## Task to complete
Copy every line with the string "demonstrations" in it.

## Supplied data
== == ==
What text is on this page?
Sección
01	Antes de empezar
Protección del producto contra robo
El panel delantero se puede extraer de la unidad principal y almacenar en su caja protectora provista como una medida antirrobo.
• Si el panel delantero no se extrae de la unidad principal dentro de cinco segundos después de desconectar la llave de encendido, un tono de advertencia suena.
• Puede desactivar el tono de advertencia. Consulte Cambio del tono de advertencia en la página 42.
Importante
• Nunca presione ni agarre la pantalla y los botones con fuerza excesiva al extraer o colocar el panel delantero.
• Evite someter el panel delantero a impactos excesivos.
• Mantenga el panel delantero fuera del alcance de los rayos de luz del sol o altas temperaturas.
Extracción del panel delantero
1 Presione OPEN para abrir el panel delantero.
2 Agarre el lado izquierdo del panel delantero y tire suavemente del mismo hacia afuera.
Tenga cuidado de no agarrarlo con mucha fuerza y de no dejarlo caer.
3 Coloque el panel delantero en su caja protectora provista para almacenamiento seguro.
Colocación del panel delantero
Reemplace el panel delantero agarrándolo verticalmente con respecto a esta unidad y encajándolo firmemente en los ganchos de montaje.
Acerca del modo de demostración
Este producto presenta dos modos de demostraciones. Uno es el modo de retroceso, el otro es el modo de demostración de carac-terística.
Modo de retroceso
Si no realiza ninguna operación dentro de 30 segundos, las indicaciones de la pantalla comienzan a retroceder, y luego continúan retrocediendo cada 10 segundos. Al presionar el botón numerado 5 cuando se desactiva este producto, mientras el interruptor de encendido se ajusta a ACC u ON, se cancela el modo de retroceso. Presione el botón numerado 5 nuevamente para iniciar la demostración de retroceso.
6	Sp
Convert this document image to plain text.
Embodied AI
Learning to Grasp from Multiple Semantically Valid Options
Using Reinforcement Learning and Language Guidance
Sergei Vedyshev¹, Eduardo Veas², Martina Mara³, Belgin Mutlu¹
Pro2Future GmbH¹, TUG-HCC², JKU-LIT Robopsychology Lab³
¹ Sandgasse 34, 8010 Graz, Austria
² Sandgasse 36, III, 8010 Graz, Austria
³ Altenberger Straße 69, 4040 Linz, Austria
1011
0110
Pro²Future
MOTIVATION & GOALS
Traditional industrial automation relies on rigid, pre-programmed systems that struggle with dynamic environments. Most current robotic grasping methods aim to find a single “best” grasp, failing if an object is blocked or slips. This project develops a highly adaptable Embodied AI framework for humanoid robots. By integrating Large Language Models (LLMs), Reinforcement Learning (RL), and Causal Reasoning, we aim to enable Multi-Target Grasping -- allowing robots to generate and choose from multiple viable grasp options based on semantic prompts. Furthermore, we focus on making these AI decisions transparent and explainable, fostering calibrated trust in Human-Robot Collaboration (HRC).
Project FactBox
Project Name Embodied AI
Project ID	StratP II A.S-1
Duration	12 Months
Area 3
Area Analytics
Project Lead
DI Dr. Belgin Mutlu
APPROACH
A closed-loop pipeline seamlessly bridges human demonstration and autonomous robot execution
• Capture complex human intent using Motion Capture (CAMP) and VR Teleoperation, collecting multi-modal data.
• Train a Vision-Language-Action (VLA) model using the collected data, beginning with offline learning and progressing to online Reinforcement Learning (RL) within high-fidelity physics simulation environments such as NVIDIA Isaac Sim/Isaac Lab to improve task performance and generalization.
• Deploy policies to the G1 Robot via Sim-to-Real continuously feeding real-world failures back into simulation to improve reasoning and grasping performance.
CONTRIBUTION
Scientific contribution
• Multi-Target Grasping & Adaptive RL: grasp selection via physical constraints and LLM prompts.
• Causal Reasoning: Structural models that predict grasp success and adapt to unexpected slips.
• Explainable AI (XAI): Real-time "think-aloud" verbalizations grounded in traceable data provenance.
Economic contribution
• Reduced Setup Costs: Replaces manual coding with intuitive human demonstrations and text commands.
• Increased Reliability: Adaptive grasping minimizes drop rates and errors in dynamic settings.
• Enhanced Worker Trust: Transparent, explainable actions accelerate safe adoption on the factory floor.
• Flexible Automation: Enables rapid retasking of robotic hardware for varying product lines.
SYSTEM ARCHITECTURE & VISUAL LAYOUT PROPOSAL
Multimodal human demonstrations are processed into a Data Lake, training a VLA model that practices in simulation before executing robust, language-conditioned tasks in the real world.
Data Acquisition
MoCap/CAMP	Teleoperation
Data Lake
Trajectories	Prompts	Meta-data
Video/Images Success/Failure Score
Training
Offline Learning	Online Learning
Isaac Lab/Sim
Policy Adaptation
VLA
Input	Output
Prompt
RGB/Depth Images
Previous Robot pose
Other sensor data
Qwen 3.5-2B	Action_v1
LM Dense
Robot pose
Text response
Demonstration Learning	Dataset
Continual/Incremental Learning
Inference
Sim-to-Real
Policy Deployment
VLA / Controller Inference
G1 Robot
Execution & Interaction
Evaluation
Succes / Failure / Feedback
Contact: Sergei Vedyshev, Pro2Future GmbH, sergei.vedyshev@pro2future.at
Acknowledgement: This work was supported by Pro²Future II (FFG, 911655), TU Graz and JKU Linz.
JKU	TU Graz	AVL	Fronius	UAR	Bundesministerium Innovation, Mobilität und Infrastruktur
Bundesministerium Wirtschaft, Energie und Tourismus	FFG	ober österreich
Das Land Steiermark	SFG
== == ==
## Written reply
• Reduced Setup Costs: Replaces manual coding with intuitive human demonstrations and text commands.
Multimodal human demonstrations are processed into a Data Lake, training a VLA model that practices in simulation before executing robust, language-conditioned tasks in the real world.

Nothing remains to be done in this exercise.